Copy every line of the data that includes the string "molecular".
-- Start Input data --
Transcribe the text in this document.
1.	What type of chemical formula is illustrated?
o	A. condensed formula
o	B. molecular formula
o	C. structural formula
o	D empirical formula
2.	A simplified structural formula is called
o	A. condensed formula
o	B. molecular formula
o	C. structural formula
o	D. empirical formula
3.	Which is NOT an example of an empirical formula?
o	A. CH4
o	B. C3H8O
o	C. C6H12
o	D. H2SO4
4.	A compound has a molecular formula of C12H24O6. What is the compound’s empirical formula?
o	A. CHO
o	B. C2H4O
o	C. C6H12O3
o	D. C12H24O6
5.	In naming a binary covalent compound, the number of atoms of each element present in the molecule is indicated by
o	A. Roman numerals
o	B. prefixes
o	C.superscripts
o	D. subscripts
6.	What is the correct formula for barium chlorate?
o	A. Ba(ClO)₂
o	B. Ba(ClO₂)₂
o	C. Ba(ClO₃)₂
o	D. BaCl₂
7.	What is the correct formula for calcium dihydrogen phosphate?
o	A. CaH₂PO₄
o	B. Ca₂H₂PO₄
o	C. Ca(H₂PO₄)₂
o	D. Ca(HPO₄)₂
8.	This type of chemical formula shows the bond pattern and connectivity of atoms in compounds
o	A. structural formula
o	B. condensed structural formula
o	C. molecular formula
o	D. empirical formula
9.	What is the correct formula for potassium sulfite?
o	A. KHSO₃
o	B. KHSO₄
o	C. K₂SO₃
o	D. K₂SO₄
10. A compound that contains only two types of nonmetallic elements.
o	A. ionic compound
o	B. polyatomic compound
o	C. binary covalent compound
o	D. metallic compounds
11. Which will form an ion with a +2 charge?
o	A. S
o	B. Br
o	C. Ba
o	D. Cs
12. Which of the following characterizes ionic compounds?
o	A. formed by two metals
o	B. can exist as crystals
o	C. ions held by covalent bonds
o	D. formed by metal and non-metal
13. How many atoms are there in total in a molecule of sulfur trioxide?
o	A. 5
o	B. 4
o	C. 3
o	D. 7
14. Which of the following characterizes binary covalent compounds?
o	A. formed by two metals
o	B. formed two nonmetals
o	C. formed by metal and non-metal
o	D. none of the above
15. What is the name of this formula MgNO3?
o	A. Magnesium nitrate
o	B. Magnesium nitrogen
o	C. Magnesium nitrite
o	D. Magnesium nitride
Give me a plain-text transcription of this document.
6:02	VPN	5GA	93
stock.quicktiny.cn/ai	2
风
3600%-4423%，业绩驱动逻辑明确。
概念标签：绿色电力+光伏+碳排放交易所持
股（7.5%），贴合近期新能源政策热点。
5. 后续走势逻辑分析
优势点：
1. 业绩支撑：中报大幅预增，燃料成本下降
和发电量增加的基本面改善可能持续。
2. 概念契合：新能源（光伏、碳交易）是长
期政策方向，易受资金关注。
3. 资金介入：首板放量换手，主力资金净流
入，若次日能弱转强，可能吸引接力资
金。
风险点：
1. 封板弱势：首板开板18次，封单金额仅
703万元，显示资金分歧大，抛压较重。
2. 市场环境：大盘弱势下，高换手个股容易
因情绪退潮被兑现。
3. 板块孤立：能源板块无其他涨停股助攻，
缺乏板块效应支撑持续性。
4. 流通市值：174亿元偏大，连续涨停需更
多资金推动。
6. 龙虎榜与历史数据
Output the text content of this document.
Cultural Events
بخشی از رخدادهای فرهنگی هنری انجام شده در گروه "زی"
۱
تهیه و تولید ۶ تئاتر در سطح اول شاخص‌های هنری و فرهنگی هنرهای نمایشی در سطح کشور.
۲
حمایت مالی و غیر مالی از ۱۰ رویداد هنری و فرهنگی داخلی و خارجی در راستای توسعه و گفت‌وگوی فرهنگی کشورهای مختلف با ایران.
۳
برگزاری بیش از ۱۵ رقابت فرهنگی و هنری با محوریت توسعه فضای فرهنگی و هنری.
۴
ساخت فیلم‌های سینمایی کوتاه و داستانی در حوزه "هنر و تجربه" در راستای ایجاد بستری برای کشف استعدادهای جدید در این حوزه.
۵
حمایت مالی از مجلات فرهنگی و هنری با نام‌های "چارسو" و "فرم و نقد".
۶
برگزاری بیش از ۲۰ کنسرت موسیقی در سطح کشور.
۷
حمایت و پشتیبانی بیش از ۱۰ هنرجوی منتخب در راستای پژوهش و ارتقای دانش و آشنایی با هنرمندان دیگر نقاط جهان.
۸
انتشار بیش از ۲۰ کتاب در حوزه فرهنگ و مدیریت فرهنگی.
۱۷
-- End Input data --
__Result for this task__.
o	B. molecular formula
o	B. molecular formula
4.	A compound has a molecular formula of C12H24O6. What is the compound’s empirical formula?
o	C. molecular formula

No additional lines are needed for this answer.